**JOB:** Look through the lines below and extract any with the word "velit".

**SUPPLIED DATA:**

● ● ● ● ● ● ●

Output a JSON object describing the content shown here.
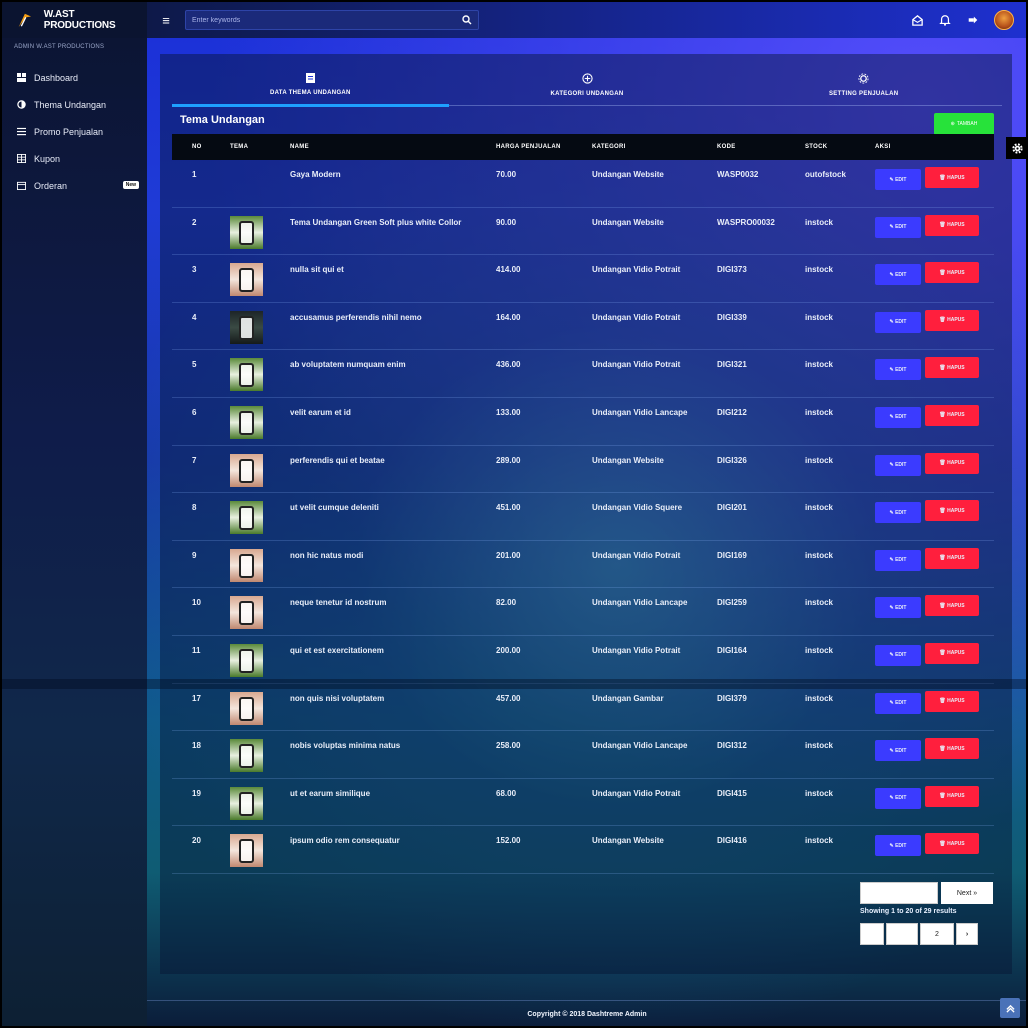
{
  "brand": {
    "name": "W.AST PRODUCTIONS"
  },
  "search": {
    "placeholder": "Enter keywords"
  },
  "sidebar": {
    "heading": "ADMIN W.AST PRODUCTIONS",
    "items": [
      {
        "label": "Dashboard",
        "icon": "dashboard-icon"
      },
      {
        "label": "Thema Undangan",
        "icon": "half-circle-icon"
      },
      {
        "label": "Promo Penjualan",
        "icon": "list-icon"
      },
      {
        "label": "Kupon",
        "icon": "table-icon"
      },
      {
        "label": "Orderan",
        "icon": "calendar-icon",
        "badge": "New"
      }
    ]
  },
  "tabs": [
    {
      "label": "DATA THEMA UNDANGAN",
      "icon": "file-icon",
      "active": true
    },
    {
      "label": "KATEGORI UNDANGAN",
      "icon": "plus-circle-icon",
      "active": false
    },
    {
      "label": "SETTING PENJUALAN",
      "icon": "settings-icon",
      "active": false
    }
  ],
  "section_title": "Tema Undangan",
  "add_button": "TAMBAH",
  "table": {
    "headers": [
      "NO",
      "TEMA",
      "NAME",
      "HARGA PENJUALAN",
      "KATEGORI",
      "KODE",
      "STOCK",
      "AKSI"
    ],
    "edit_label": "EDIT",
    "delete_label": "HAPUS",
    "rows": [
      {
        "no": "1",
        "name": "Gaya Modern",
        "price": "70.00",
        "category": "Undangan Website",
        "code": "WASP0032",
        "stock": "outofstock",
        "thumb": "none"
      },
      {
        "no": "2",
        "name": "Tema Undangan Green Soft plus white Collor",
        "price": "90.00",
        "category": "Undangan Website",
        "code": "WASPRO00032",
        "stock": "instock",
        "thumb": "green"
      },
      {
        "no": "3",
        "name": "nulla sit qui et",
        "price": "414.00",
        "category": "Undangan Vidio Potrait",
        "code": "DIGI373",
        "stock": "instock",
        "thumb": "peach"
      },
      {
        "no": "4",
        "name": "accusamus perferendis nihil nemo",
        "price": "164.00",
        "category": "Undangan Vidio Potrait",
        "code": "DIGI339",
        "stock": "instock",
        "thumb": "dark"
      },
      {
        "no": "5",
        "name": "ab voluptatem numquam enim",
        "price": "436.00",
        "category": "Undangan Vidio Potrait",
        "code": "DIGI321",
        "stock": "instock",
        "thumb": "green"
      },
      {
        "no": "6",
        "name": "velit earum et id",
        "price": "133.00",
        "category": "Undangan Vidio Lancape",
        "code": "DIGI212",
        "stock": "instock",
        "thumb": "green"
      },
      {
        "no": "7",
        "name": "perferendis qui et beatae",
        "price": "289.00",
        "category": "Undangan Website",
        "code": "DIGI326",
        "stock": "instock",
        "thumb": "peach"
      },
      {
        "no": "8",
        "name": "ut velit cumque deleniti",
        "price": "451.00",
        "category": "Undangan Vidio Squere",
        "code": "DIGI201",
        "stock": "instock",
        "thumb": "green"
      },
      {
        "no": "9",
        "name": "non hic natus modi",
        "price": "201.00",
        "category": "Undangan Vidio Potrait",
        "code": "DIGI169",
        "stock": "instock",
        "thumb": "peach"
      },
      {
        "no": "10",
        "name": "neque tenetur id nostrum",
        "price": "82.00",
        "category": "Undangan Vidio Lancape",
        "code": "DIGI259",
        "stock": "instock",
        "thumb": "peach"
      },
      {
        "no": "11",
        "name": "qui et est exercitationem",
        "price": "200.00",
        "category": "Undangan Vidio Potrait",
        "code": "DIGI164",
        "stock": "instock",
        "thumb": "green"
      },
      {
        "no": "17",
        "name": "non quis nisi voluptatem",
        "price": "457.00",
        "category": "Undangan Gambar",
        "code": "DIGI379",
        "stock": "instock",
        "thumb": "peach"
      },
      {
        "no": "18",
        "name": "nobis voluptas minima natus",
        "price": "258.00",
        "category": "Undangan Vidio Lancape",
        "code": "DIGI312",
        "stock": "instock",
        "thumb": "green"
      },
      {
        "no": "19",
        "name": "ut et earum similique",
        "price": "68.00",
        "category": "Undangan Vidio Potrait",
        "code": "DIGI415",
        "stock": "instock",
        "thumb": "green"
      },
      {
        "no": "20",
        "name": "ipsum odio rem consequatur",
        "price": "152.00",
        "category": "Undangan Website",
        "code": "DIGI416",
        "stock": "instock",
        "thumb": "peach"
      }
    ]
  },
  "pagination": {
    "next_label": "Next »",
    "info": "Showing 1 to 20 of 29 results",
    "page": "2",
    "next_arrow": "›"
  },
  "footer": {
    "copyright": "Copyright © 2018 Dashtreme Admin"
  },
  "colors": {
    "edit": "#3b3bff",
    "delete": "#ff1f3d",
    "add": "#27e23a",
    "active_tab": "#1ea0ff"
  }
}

● ● ● ● ● ● ●

**OUTPUT:**
        "name": "velit earum et id",
        "name": "ut velit cumque deleniti",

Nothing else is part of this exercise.